### Required work
Print the data that follows word for word, leaving out any picture.

● ● ● ●

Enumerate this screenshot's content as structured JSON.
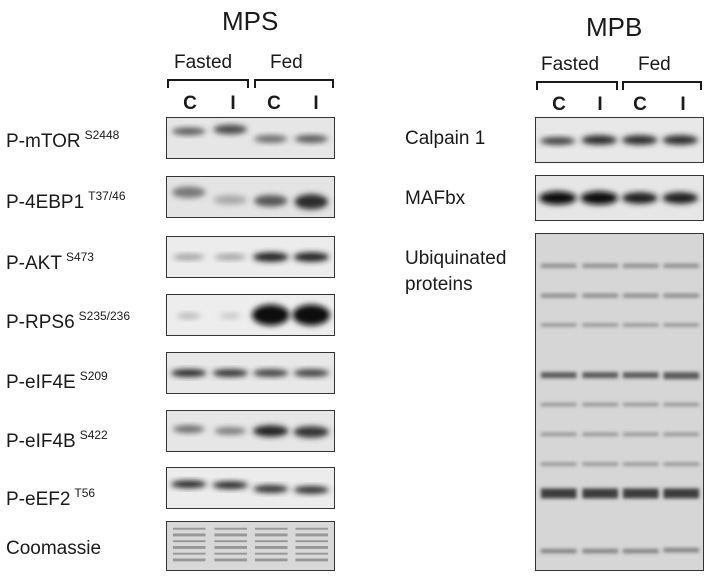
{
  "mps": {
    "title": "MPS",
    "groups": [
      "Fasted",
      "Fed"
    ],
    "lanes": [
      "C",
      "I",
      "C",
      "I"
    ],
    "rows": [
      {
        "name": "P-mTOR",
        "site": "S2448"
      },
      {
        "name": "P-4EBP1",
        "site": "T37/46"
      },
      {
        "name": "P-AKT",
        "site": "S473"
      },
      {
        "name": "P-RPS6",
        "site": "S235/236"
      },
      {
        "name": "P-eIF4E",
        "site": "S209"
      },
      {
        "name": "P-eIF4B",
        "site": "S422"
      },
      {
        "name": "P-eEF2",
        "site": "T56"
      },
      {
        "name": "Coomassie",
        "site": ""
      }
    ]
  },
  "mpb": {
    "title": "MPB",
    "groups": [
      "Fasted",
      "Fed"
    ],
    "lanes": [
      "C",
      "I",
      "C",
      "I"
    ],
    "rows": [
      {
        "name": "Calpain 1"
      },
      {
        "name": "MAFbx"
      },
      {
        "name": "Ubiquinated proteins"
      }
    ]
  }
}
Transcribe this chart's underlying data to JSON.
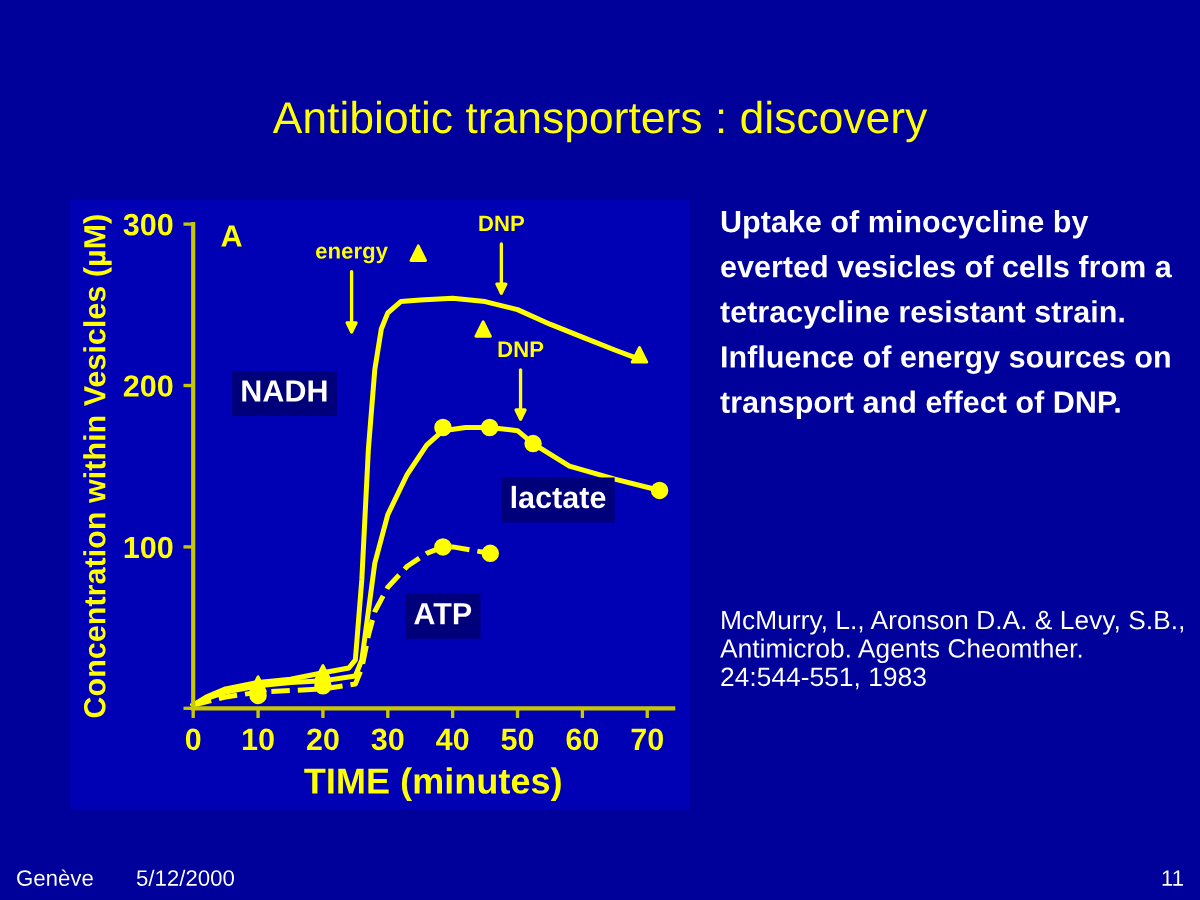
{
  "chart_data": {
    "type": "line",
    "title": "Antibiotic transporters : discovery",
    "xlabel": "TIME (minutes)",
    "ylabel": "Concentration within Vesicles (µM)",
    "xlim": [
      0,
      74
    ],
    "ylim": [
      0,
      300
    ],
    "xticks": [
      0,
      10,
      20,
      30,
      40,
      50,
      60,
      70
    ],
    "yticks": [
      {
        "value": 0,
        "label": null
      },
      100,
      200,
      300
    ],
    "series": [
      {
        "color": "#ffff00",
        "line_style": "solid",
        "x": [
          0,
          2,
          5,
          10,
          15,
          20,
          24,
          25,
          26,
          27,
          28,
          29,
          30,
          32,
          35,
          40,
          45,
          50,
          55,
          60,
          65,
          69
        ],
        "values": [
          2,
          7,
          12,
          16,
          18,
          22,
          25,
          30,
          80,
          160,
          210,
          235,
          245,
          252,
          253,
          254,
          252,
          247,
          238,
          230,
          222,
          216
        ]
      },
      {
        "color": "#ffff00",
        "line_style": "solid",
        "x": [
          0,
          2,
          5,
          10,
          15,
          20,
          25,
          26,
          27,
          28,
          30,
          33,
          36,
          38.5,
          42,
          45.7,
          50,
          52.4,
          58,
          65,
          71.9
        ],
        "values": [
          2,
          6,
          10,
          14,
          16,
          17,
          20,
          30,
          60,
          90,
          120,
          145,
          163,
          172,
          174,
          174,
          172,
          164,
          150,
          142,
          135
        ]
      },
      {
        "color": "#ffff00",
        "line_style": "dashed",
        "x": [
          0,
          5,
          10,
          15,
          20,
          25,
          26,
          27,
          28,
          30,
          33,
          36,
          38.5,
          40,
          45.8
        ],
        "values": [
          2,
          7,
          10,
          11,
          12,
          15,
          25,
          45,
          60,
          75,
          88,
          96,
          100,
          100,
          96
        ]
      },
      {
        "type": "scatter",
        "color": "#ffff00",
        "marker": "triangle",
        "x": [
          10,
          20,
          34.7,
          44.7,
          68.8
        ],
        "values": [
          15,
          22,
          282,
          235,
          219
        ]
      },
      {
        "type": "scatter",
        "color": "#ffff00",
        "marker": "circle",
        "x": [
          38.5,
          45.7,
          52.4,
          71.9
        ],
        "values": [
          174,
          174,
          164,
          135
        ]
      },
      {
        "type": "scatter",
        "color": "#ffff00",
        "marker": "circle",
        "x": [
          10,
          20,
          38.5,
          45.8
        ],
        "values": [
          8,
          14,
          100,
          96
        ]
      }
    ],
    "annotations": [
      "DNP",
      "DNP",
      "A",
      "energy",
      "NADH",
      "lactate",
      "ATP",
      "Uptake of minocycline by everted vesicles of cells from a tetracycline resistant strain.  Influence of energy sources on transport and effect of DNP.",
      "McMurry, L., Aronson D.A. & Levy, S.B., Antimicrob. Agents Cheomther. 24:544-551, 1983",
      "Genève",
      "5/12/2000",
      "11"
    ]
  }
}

● ● ● ●

### Output below
Enumerate this screenshot's content as structured JSON.
{
  "mps": {
    "title": "MPS",
    "groups": [
      "Fasted",
      "Fed"
    ],
    "lanes": [
      "C",
      "I",
      "C",
      "I"
    ],
    "rows": [
      {
        "name": "P-mTOR",
        "site": "S2448"
      },
      {
        "name": "P-4EBP1",
        "site": "T37/46"
      },
      {
        "name": "P-AKT",
        "site": "S473"
      },
      {
        "name": "P-RPS6",
        "site": "S235/236"
      },
      {
        "name": "P-eIF4E",
        "site": "S209"
      },
      {
        "name": "P-eIF4B",
        "site": "S422"
      },
      {
        "name": "P-eEF2",
        "site": "T56"
      },
      {
        "name": "Coomassie",
        "site": ""
      }
    ]
  },
  "mpb": {
    "title": "MPB",
    "groups": [
      "Fasted",
      "Fed"
    ],
    "lanes": [
      "C",
      "I",
      "C",
      "I"
    ],
    "rows": [
      {
        "name": "Calpain 1"
      },
      {
        "name": "MAFbx"
      },
      {
        "name": "Ubiquinated proteins"
      }
    ]
  }
}
Transcribe this chart's underlying data to JSON.
{
  "chart_data": {
    "type": "line",
    "title": "Antibiotic transporters : discovery",
    "xlabel": "TIME (minutes)",
    "ylabel": "Concentration within Vesicles (µM)",
    "xlim": [
      0,
      74
    ],
    "ylim": [
      0,
      300
    ],
    "xticks": [
      0,
      10,
      20,
      30,
      40,
      50,
      60,
      70
    ],
    "yticks": [
      {
        "value": 0,
        "label": null
      },
      100,
      200,
      300
    ],
    "series": [
      {
        "color": "#ffff00",
        "line_style": "solid",
        "x": [
          0,
          2,
          5,
          10,
          15,
          20,
          24,
          25,
          26,
          27,
          28,
          29,
          30,
          32,
          35,
          40,
          45,
          50,
          55,
          60,
          65,
          69
        ],
        "values": [
          2,
          7,
          12,
          16,
          18,
          22,
          25,
          30,
          80,
          160,
          210,
          235,
          245,
          252,
          253,
          254,
          252,
          247,
          238,
          230,
          222,
          216
        ]
      },
      {
        "color": "#ffff00",
        "line_style": "solid",
        "x": [
          0,
          2,
          5,
          10,
          15,
          20,
          25,
          26,
          27,
          28,
          30,
          33,
          36,
          38.5,
          42,
          45.7,
          50,
          52.4,
          58,
          65,
          71.9
        ],
        "values": [
          2,
          6,
          10,
          14,
          16,
          17,
          20,
          30,
          60,
          90,
          120,
          145,
          163,
          172,
          174,
          174,
          172,
          164,
          150,
          142,
          135
        ]
      },
      {
        "color": "#ffff00",
        "line_style": "dashed",
        "x": [
          0,
          5,
          10,
          15,
          20,
          25,
          26,
          27,
          28,
          30,
          33,
          36,
          38.5,
          40,
          45.8
        ],
        "values": [
          2,
          7,
          10,
          11,
          12,
          15,
          25,
          45,
          60,
          75,
          88,
          96,
          100,
          100,
          96
        ]
      },
      {
        "type": "scatter",
        "color": "#ffff00",
        "marker": "triangle",
        "x": [
          10,
          20,
          34.7,
          44.7,
          68.8
        ],
        "values": [
          15,
          22,
          282,
          235,
          219
        ]
      },
      {
        "type": "scatter",
        "color": "#ffff00",
        "marker": "circle",
        "x": [
          38.5,
          45.7,
          52.4,
          71.9
        ],
        "values": [
          174,
          174,
          164,
          135
        ]
      },
      {
        "type": "scatter",
        "color": "#ffff00",
        "marker": "circle",
        "x": [
          10,
          20,
          38.5,
          45.8
        ],
        "values": [
          8,
          14,
          100,
          96
        ]
      }
    ],
    "annotations": [
      "DNP",
      "DNP",
      "A",
      "energy",
      "NADH",
      "lactate",
      "ATP",
      "Uptake of minocycline by everted vesicles of cells from a tetracycline resistant strain.  Influence of energy sources on transport and effect of DNP.",
      "McMurry, L., Aronson D.A. & Levy, S.B., Antimicrob. Agents Cheomther. 24:544-551, 1983",
      "Genève",
      "5/12/2000",
      "11"
    ]
  }
}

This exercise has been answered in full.